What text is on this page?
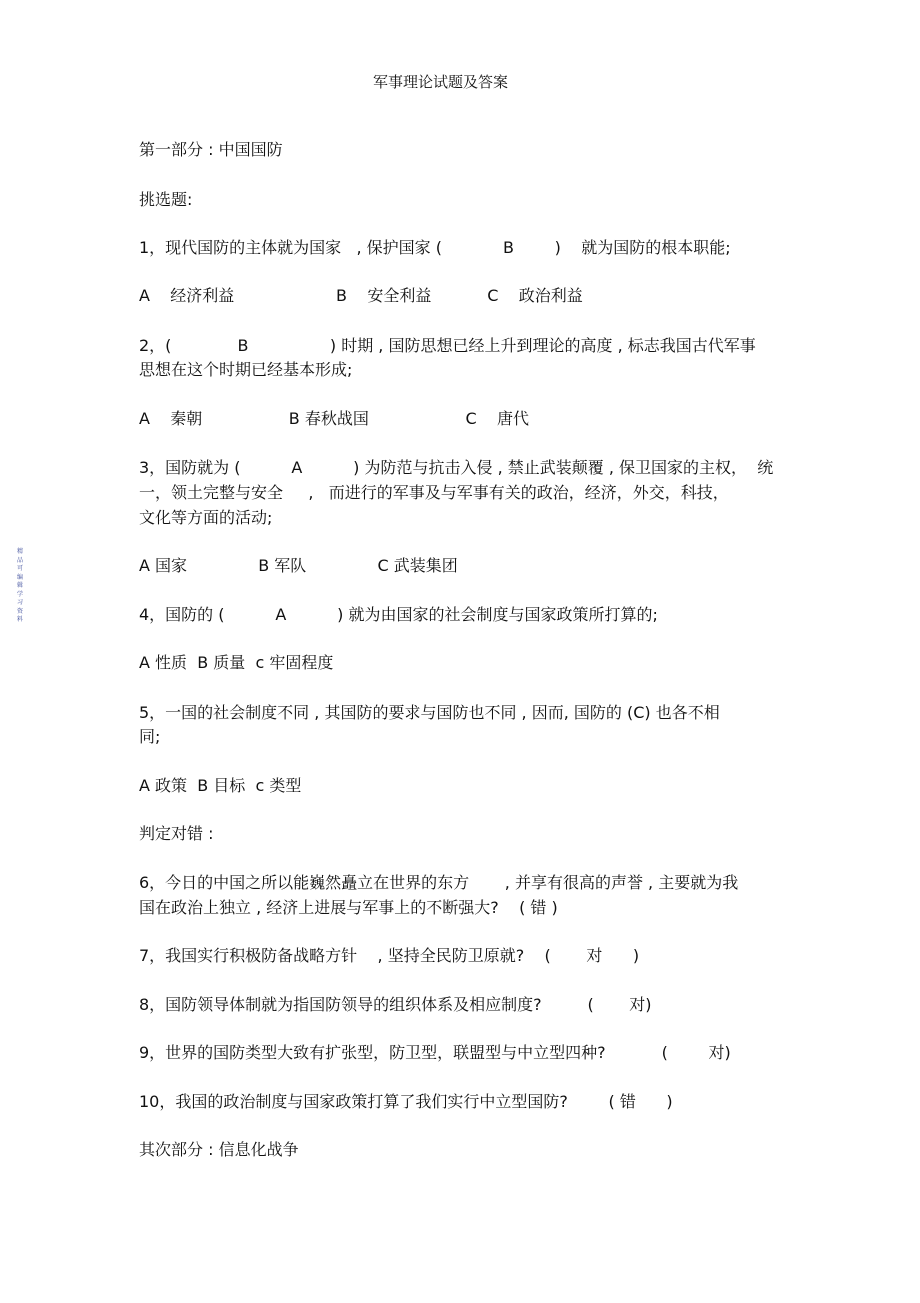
军事理论试题及答案
第一部分 : 中国国防
挑选题:
1，现代国防的主体就为国家   , 保护国家 (            B        )    就为国防的根本职能;
A    经济利益                    B    安全利益           C    政治利益
2，(             B                ) 时期 , 国防思想已经上升到理论的高度 , 标志我国古代军事
思想在这个时期已经基本形成;
A    秦朝                 B 春秋战国                   C    唐代
3，国防就为 (          A          ) 为防范与抗击入侵 , 禁止武装颠覆 , 保卫国家的主权，  统
一，领土完整与安全     ,   而进行的军事及与军事有关的政治，经济，外交，科技，
文化等方面的活动;
A 国家              B 军队              C 武装集团
4，国防的 (          A          ) 就为由国家的社会制度与国家政策所打算的;
A 性质  B 质量  c 牢固程度
5，一国的社会制度不同 , 其国防的要求与国防也不同 , 因而, 国防的 (C) 也各不相
同;
A 政策  B 目标  c 类型
判定对错 :
6，今日的中国之所以能巍然矗立在世界的东方       , 并享有很高的声誉 , 主要就为我
国在政治上独立 , 经济上进展与军事上的不断强大?    ( 错 )
7，我国实行积极防备战略方针    , 坚持全民防卫原就?    (       对      )
8，国防领导体制就为指国防领导的组织体系及相应制度?         (       对)
9，世界的国防类型大致有扩张型，防卫型，联盟型与中立型四种?           (        对)
10，我国的政治制度与国家政策打算了我们实行中立型国防?        ( 错      )
其次部分 : 信息化战争
精品可编辑学习资料
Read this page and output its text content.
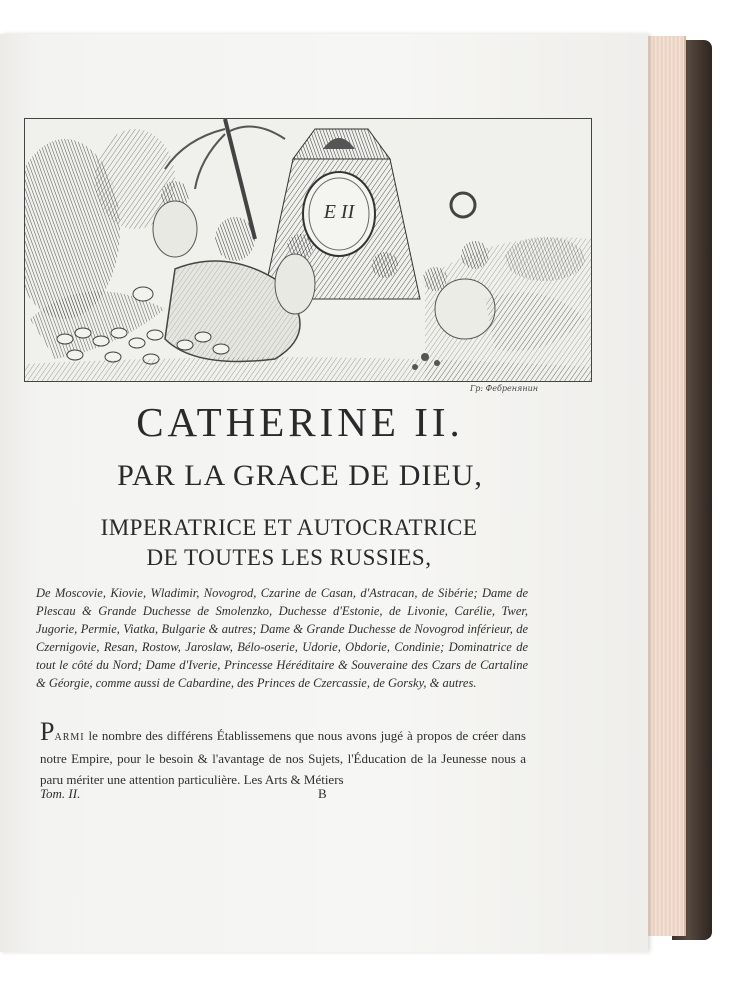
E II
Гр: Фебренянин
CATHERINE II.
PAR LA GRACE DE DIEU,
IMPERATRICE ET AUTOCRATRICE
DE TOUTES LES RUSSIES,
De Moscovie, Kiovie, Wladimir, Novogrod, Czarine de Casan, d'Astracan, de Sibérie; Dame de Plescau & Grande Duchesse de Smolenzko, Duchesse d'Estonie, de Livonie, Carélie, Twer, Jugorie, Permie, Viatka, Bulgarie & autres; Dame & Grande Duchesse de Novogrod inférieur, de Czernigovie, Resan, Rostow, Jaroslaw, Bélo-oserie, Udorie, Obdorie, Condinie; Dominatrice de tout le côté du Nord; Dame d'Iverie, Princesse Héréditaire & Souveraine des Czars de Cartaline & Géorgie, comme aussi de Cabardine, des Princes de Czercassie, de Gorsky, & autres.
PARMI le nombre des différens Établissemens que nous avons jugé à propos de créer dans notre Empire, pour le besoin & l'avantage de nos Sujets, l'Éducation de la Jeunesse nous a paru mériter une attention particulière. Les Arts & Métiers
Tom. II.	B
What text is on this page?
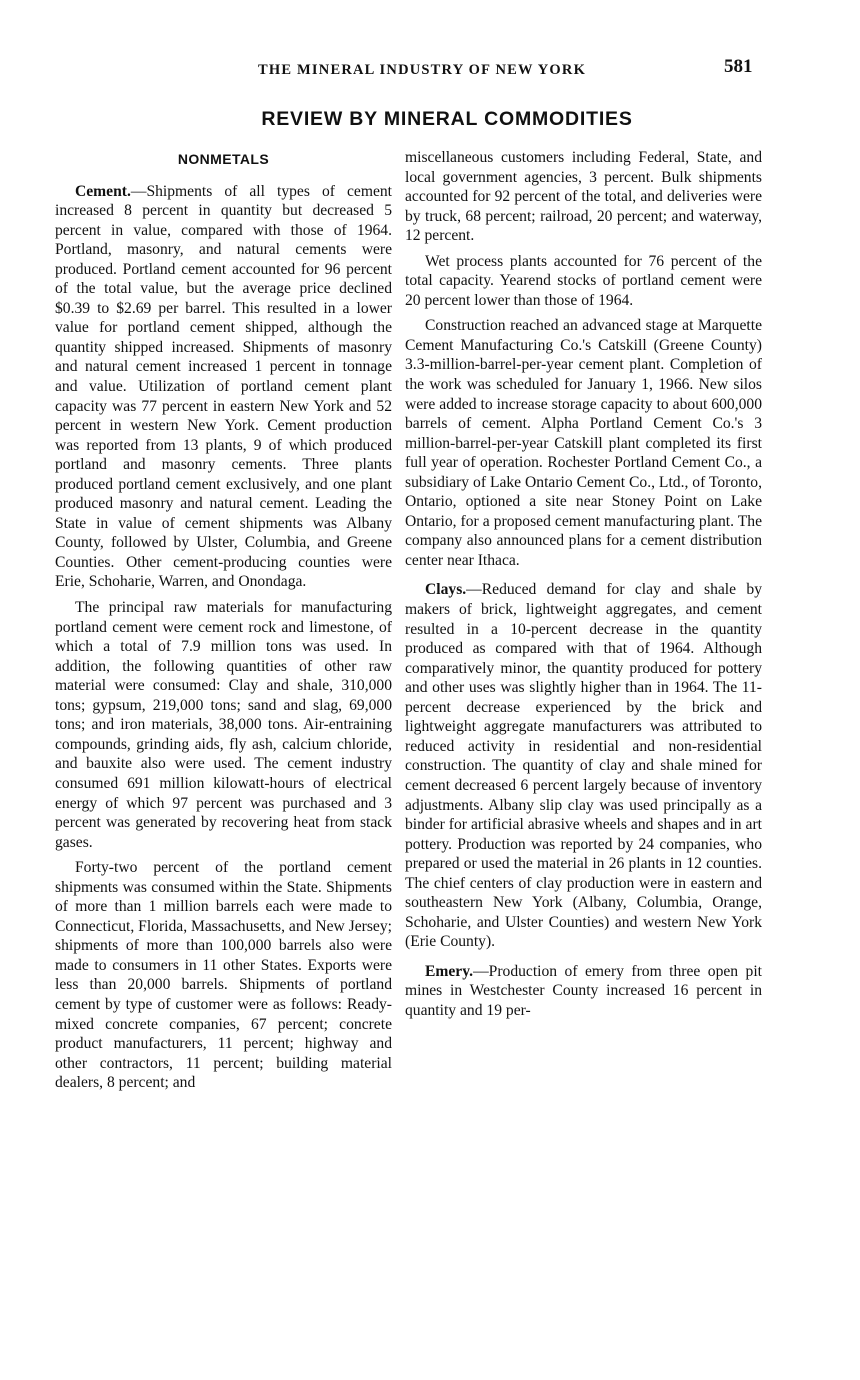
THE MINERAL INDUSTRY OF NEW YORK	581
REVIEW BY MINERAL COMMODITIES
NONMETALS

Cement.—Shipments of all types of cement increased 8 percent in quantity but decreased 5 percent in value, compared with those of 1964. Portland, masonry, and natural cements were produced. Portland cement accounted for 96 percent of the total value, but the average price declined $0.39 to $2.69 per barrel. This resulted in a lower value for portland cement shipped, although the quantity shipped increased. Shipments of masonry and natural cement increased 1 percent in tonnage and value. Utilization of portland cement plant capacity was 77 percent in eastern New York and 52 percent in western New York. Cement production was reported from 13 plants, 9 of which produced portland and masonry cements. Three plants produced portland cement exclusively, and one plant produced masonry and natural cement. Leading the State in value of cement shipments was Albany County, followed by Ulster, Columbia, and Greene Counties. Other cement-producing counties were Erie, Schoharie, Warren, and Onondaga.

The principal raw materials for manufacturing portland cement were cement rock and limestone, of which a total of 7.9 million tons was used. In addition, the following quantities of other raw material were consumed: Clay and shale, 310,000 tons; gypsum, 219,000 tons; sand and slag, 69,000 tons; and iron materials, 38,000 tons. Air-entraining compounds, grinding aids, fly ash, calcium chloride, and bauxite also were used. The cement industry consumed 691 million kilowatt-hours of electrical energy of which 97 percent was purchased and 3 percent was generated by recovering heat from stack gases.

Forty-two percent of the portland cement shipments was consumed within the State. Shipments of more than 1 million barrels each were made to Connecticut, Florida, Massachusetts, and New Jersey; shipments of more than 100,000 barrels also were made to consumers in 11 other States. Exports were less than 20,000 barrels. Shipments of portland cement by type of customer were as follows: Ready-mixed concrete companies, 67 percent; concrete product manufacturers, 11 percent; highway and other contractors, 11 percent; building material dealers, 8 percent; and

miscellaneous customers including Federal, State, and local government agencies, 3 percent. Bulk shipments accounted for 92 percent of the total, and deliveries were by truck, 68 percent; railroad, 20 percent; and waterway, 12 percent.

Wet process plants accounted for 76 percent of the total capacity. Yearend stocks of portland cement were 20 percent lower than those of 1964.

Construction reached an advanced stage at Marquette Cement Manufacturing Co.'s Catskill (Greene County) 3.3-million-barrel-per-year cement plant. Completion of the work was scheduled for January 1, 1966. New silos were added to increase storage capacity to about 600,000 barrels of cement. Alpha Portland Cement Co.'s 3 million-barrel-per-year Catskill plant completed its first full year of operation. Rochester Portland Cement Co., a subsidiary of Lake Ontario Cement Co., Ltd., of Toronto, Ontario, optioned a site near Stoney Point on Lake Ontario, for a proposed cement manufacturing plant. The company also announced plans for a cement distribution center near Ithaca.

Clays.—Reduced demand for clay and shale by makers of brick, lightweight aggregates, and cement resulted in a 10-percent decrease in the quantity produced as compared with that of 1964. Although comparatively minor, the quantity produced for pottery and other uses was slightly higher than in 1964. The 11-percent decrease experienced by the brick and lightweight aggregate manufacturers was attributed to reduced activity in residential and non-residential construction. The quantity of clay and shale mined for cement decreased 6 percent largely because of inventory adjustments. Albany slip clay was used principally as a binder for artificial abrasive wheels and shapes and in art pottery. Production was reported by 24 companies, who prepared or used the material in 26 plants in 12 counties. The chief centers of clay production were in eastern and southeastern New York (Albany, Columbia, Orange, Schoharie, and Ulster Counties) and western New York (Erie County).

Emery.—Production of emery from three open pit mines in Westchester County increased 16 percent in quantity and 19 per-
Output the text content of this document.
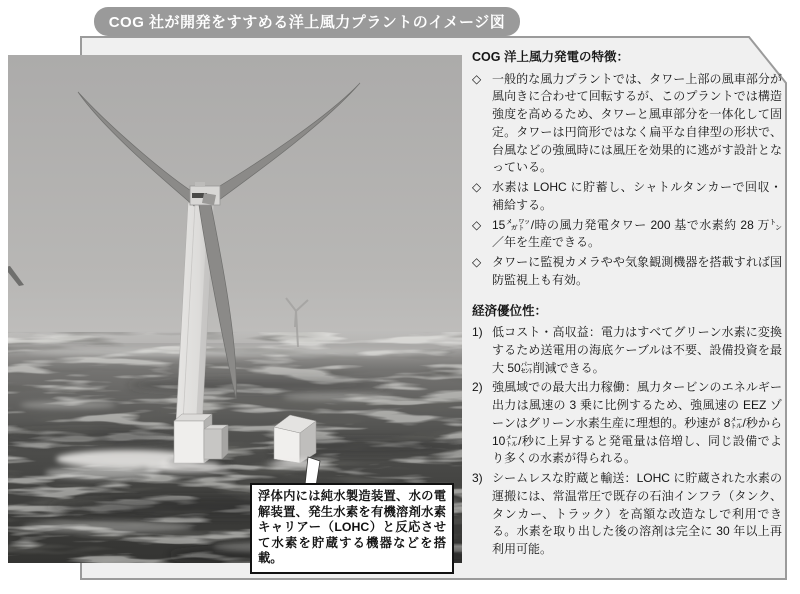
COG 社が開発をすすめる洋上風力プラントのイメージ図
浮体内には純水製造装置、水の電解装置、発生水素を有機溶剤水素キャリアー（LOHC）と反応させて水素を貯蔵する機器などを搭載。
COG 洋上風力発電の特徴：
◇ 一般的な風力プラントでは、タワー上部の風車部分が風向きに合わせて回転するが、このプラントでは構造強度を高めるため、タワーと風車部分を一体化して固定。タワーは円筒形ではなく扁平な自律型の形状で、台風などの強風時には風圧を効果的に逃がす設計となっている。
◇ 水素は LOHC に貯蓄し、シャトルタンカーで回収・補給する。
◇ 15㍋㍗/時の風力発電タワー 200 基で水素約 28 万㌧／年を生産できる。
◇ タワーに監視カメラやや気象観測機器を搭載すれば国防監視上も有効。
経済優位性：
1) 低コスト・高収益：電力はすべてグリーン水素に変換するため送電用の海底ケーブルは不要、設備投資を最大 50㌫削減できる。
2) 強風域での最大出力稼働：風力タービンのエネルギー出力は風速の 3 乗に比例するため、強風速の EEZ ゾーンはグリーン水素生産に理想的。秒速が 8㍍/秒から 10㍍/秒に上昇すると発電量は倍増し、同じ設備でより多くの水素が得られる。
3) シームレスな貯蔵と輸送：LOHC に貯蔵された水素の運搬には、常温常圧で既存の石油インフラ（タンク、タンカー、トラック）を高額な改造なしで利用できる。水素を取り出した後の溶剤は完全に 30 年以上再利用可能。
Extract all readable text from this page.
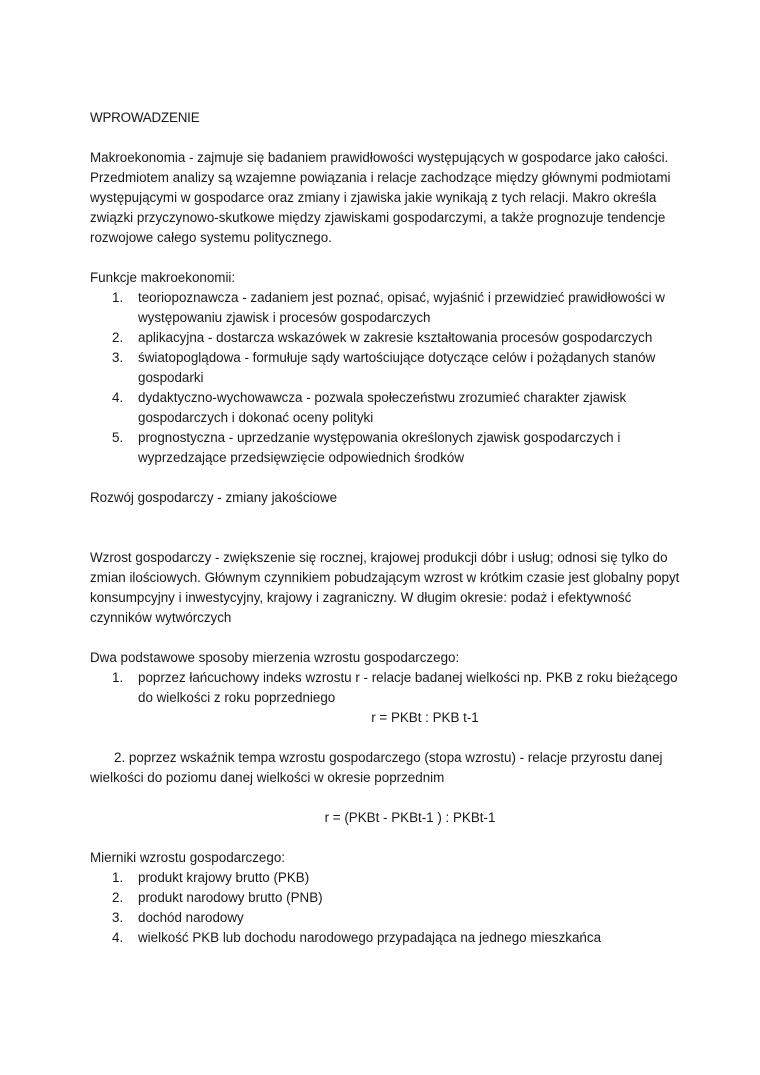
WPROWADZENIE

Makroekonomia - zajmuje się badaniem prawidłowości występujących w gospodarce jako całości. Przedmiotem analizy są wzajemne powiązania i relacje zachodzące między głównymi podmiotami występującymi w gospodarce oraz zmiany i zjawiska jakie wynikają z tych relacji. Makro określa związki przyczynowo-skutkowe między zjawiskami gospodarczymi, a także prognozuje tendencje rozwojowe całego systemu politycznego.

Funkcje makroekonomii:

1. teoriopoznawcza - zadaniem jest poznać, opisać, wyjaśnić i przewidzieć prawidłowości w występowaniu zjawisk i procesów gospodarczych
2. aplikacyjna - dostarcza wskazówek w zakresie kształtowania procesów gospodarczych
3. światopoglądowa - formułuje sądy wartościujące dotyczące celów i pożądanych stanów gospodarki
4. dydaktyczno-wychowawcza - pozwala społeczeństwu zrozumieć charakter zjawisk gospodarczych i dokonać oceny polityki
5. prognostyczna - uprzedzanie występowania określonych zjawisk gospodarczych i wyprzedzające przedsięwzięcie odpowiednich środków

Rozwój gospodarczy - zmiany jakościowe

Wzrost gospodarczy - zwiększenie się rocznej, krajowej produkcji dóbr i usług; odnosi się tylko do zmian ilościowych. Głównym czynnikiem pobudzającym wzrost w krótkim czasie jest globalny popyt konsumpcyjny i inwestycyjny, krajowy i zagraniczny. W długim okresie: podaż i efektywność czynników wytwórczych

Dwa podstawowe sposoby mierzenia wzrostu gospodarczego:

1. poprzez łańcuchowy indeks wzrostu r - relacje badanej wielkości np. PKB z roku bieżącego do wielkości z roku poprzedniego

r = PKBt : PKB t-1

2. poprzez wskaźnik tempa wzrostu gospodarczego (stopa wzrostu) - relacje przyrostu danej wielkości do poziomu danej wielkości w okresie poprzednim

r = (PKBt - PKBt-1 ) : PKBt-1

Mierniki wzrostu gospodarczego:

1. produkt krajowy brutto (PKB)
2. produkt narodowy brutto (PNB)
3. dochód narodowy
4. wielkość PKB lub dochodu narodowego przypadająca na jednego mieszkańca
···
Your task:
Using the records above, pull out each line where the word "krajowy" occurs.

Solution to this task:
Wzrost gospodarczy - zwiększenie się rocznej, krajowej produkcji dóbr i usług; odnosi się tylko do zmian ilościowych. Głównym czynnikiem pobudzającym wzrost w krótkim czasie jest globalny popyt konsumpcyjny i inwestycyjny, krajowy i zagraniczny. W długim okresie: podaż i efektywność czynników wytwórczych
1. produkt krajowy brutto (PKB)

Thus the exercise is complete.